▶ **Exercices**
A - D'après le texte, quel poste Philippe Meirieu occupait-il au moment de sa conférence aux parents ?
B - Dites si chaque affirmation est conforme au texte, en répondant par oui ou non et en citant les mots qui le montrent : (i) Philippe Meirieu s'adressait à des parents lors d'une conférence. (ii) Le chapitre se termine sans aborder la place du livre. (iii) Le mot « imprimer » est une expression attribuée aux élèves du 93.
C - Reprenez sous forme de liste le paragraphe du texte qui commence par « «Pourquoi voulez-vous que l’Ecole », en gardant ses faits principaux.

▶ **Texte à lire**
━━━━━━━━━━━━━━━━━━━━

Et le livre dans tout çà ? | |
«Pourquoi
voulez-vous que l’Ecole passe à l’ère du numérique quand elle
n’a pas encore passé l’ère Gutemberg ? »,
lançait lors d’une conférence aux parents, Philippe Meirieu
alors directeur de l’INRP. Il interpellait de fait
parents et enseignants sur les usages de la lecture à l’école
et au collège, comme la politique ministérielle actuelle
interpelle sur le phénomène de l’illettrisme. Nous ne pouvions donc pas terminer ce chapitre sur les outils de l’enseignant moderne sans envisager la place du livre en général et des pratiques de lecture plus spécifiquement. La réflexion porte sur l’activité effective de l’élève dans son parcours scolaire et son temps d’exposition (c’est souvent ainsi qu’on en parle) aux apprentissages fondamentaux. A la manière d’un papier photographique, a-t-il été suffisamment exposé à la lecture et à ses différents usages pour « imprimer » de manière conséquente, comme le disent les élèves du 93 ?

━━━━━━━━━━━━━━━━━━━━

▶ **Données fournies**
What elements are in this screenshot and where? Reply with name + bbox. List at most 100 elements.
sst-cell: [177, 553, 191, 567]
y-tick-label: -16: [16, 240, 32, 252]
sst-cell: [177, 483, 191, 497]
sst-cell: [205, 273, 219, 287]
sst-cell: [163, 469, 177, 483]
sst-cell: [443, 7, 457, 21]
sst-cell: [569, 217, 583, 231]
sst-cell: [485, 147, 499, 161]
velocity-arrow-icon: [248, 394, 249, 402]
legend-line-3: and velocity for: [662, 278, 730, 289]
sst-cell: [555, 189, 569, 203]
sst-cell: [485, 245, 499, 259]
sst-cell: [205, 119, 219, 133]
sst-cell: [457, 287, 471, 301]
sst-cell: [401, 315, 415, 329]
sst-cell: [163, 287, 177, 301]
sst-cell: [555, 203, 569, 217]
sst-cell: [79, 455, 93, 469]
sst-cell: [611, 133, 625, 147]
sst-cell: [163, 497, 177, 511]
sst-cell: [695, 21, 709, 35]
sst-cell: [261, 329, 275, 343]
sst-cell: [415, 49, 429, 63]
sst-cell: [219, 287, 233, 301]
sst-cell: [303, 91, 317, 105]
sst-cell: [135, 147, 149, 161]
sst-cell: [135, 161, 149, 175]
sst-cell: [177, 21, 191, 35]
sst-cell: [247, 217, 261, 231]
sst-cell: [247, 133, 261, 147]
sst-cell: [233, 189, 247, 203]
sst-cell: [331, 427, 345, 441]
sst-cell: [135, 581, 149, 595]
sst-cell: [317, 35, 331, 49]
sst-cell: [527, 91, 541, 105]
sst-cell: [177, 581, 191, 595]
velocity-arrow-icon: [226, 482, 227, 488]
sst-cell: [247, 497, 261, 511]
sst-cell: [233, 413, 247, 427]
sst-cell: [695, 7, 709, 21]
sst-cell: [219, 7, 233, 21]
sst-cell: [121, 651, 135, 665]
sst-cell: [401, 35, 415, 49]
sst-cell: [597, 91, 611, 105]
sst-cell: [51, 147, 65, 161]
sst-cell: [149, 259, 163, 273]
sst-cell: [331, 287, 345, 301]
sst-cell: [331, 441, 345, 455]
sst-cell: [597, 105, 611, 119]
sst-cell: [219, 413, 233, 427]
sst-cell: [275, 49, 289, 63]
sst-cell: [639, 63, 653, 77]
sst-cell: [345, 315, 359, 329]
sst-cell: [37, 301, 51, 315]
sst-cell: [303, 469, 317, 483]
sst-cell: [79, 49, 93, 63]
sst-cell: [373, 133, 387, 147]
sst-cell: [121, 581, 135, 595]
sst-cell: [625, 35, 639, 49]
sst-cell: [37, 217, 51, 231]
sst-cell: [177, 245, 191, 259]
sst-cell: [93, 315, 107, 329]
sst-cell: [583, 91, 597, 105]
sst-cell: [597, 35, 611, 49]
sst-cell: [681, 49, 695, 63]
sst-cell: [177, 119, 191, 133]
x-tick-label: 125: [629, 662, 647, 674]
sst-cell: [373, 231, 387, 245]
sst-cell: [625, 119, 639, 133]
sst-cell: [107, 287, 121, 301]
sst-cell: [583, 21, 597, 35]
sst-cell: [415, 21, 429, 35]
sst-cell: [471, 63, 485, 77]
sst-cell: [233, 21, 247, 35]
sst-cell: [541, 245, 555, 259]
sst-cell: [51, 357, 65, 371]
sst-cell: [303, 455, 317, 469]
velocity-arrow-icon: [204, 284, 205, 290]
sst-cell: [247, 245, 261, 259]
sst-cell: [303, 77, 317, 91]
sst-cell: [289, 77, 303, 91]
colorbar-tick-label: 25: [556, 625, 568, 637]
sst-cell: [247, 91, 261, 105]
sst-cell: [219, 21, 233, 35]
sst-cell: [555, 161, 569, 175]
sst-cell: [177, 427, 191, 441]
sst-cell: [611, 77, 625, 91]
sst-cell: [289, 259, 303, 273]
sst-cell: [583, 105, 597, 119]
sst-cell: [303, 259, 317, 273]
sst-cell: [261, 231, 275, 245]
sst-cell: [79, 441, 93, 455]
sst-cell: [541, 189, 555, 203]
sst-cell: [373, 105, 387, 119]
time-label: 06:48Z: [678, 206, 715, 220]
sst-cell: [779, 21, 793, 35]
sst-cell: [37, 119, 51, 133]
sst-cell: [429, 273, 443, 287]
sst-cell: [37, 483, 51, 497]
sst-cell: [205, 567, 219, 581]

━━━━━━━━━━━━━━━━━━━━

▶ **Corrigé par exercice**
A - Il était alors directeur de l’INRP.

B -
(i) Oui : « lançait lors d’une conférence aux parents, Philippe Meirieu ».
(ii) Non : « Nous ne pouvions donc pas terminer ce chapitre sur les outils de l’enseignant moderne sans envisager la place du livre en général ».
(iii) Oui : « pour « imprimer » de manière conséquente, comme le disent les élèves du 93 ».

C -
- Lors d'une conférence aux parents, Philippe Meirieu, alors directeur de l’INRP, a demandé pourquoi on voudrait que l’École passe à l’ère du numérique alors qu'elle n'a pas encore passé l’ère Gutemberg.
- Il interpellait ainsi parents et enseignants sur les usages de la lecture à l’école et au collège, comme la politique ministérielle actuelle interpelle sur l’illettrisme.
- Le chapitre sur les outils de l’enseignant moderne ne pouvait donc pas se terminer sans envisager la place du livre et des pratiques de lecture.
- La réflexion porte sur l’activité effective de l’élève dans son parcours scolaire et sur son temps d’exposition aux apprentissages fondamentaux.
- La question posée est de savoir si l’élève a été assez exposé à la lecture et à ses différents usages pour « imprimer » de manière conséquente.